■ Dataset items ■
• • • •
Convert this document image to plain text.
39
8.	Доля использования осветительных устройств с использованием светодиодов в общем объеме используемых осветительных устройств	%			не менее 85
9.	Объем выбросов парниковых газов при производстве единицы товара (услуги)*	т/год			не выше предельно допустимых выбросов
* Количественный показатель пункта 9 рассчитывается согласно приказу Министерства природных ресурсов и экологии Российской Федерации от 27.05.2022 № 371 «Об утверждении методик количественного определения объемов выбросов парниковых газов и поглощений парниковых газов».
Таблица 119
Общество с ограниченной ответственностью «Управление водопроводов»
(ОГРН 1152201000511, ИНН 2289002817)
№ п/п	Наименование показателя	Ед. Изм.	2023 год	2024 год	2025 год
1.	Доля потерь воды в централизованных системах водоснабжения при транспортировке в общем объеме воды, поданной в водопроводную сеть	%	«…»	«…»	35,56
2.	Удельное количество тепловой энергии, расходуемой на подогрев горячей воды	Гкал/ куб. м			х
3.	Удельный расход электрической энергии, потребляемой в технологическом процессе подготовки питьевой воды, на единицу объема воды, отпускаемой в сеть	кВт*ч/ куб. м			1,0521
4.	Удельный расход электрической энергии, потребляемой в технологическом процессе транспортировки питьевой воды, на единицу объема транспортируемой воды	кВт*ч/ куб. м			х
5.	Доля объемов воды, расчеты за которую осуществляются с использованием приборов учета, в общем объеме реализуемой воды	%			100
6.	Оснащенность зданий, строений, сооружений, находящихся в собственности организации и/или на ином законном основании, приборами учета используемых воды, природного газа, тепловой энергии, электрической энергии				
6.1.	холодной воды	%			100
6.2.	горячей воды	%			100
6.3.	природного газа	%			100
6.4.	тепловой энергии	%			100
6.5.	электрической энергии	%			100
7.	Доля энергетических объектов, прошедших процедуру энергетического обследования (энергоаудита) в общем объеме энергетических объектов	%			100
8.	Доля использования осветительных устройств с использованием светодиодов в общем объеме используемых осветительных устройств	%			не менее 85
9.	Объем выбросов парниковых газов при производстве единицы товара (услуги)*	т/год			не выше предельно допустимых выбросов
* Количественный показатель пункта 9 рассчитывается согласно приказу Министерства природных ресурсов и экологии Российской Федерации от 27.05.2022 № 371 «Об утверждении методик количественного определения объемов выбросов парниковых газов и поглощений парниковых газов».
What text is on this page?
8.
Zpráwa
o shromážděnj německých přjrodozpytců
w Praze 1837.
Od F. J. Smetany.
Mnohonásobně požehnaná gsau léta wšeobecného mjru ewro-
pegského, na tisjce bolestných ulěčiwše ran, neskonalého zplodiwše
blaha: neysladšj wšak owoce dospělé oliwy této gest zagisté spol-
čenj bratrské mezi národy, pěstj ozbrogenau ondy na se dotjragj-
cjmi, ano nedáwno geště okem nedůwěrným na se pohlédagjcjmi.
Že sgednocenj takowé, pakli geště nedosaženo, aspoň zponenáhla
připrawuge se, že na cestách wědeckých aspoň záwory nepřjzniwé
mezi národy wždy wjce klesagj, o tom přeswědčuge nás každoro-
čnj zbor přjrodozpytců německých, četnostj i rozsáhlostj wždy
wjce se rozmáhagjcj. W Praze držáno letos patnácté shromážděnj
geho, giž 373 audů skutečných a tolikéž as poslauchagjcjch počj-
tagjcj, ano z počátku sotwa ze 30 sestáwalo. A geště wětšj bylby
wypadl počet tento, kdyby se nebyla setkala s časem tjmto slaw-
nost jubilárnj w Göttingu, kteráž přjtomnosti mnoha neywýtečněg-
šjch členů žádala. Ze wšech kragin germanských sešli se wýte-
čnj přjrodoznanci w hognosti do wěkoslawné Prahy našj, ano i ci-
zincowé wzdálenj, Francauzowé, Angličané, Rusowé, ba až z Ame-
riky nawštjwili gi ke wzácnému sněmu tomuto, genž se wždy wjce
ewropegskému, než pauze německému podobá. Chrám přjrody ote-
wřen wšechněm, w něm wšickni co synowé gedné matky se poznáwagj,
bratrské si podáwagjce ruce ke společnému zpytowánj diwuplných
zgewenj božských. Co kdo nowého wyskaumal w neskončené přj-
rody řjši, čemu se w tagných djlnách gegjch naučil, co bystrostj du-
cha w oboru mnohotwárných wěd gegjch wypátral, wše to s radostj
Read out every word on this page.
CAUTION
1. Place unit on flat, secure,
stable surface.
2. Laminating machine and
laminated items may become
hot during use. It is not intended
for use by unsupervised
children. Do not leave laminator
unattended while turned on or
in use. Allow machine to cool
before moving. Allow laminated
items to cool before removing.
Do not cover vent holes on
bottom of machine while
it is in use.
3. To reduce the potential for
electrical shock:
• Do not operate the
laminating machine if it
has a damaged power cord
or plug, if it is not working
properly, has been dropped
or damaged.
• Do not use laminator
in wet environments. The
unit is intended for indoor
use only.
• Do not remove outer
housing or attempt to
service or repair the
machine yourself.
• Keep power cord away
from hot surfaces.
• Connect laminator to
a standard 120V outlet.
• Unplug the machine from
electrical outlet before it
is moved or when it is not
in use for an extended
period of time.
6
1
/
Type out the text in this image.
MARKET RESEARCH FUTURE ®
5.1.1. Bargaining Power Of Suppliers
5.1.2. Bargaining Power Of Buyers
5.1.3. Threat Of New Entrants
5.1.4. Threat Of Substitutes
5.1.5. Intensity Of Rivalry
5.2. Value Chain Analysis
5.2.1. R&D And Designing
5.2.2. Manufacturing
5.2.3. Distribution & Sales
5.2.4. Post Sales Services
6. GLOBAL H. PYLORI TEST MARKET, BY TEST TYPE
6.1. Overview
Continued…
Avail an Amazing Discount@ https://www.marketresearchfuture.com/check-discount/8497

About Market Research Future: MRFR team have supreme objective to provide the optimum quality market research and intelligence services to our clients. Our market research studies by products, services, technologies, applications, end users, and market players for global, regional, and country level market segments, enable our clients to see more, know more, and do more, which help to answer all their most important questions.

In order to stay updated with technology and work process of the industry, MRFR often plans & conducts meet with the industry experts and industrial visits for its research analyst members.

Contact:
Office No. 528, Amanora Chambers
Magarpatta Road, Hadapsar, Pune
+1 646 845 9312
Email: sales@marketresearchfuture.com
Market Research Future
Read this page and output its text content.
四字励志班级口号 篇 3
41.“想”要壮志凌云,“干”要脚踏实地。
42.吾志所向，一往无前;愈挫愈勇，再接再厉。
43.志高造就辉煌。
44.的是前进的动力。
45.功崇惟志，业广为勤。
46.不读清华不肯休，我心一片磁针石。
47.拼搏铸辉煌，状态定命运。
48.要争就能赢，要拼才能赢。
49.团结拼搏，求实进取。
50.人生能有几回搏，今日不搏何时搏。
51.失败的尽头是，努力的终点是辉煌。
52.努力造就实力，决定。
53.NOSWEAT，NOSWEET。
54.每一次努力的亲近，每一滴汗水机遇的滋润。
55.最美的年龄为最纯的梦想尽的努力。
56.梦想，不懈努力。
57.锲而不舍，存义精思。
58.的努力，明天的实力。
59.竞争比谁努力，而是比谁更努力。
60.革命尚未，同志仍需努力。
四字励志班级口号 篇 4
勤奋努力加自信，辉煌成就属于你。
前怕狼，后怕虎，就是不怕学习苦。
• • • •
■ STATED PROBLEM ■
Above are the records; copy every line in them that holds the word "Доля".

■ PROBLEM SOLUTION ■
8.	Доля использования осветительных устройств с использованием светодиодов в общем объеме используемых осветительных устройств	%			не менее 85
1.	Доля потерь воды в централизованных системах водоснабжения при транспортировке в общем объеме воды, поданной в водопроводную сеть	%	«…»	«…»	35,56
5.	Доля объемов воды, расчеты за которую осуществляются с использованием приборов учета, в общем объеме реализуемой воды	%			100
7.	Доля энергетических объектов, прошедших процедуру энергетического обследования (энергоаудита) в общем объеме энергетических объектов	%			100
8.	Доля использования осветительных устройств с использованием светодиодов в общем объеме используемых осветительных устройств	%			не менее 85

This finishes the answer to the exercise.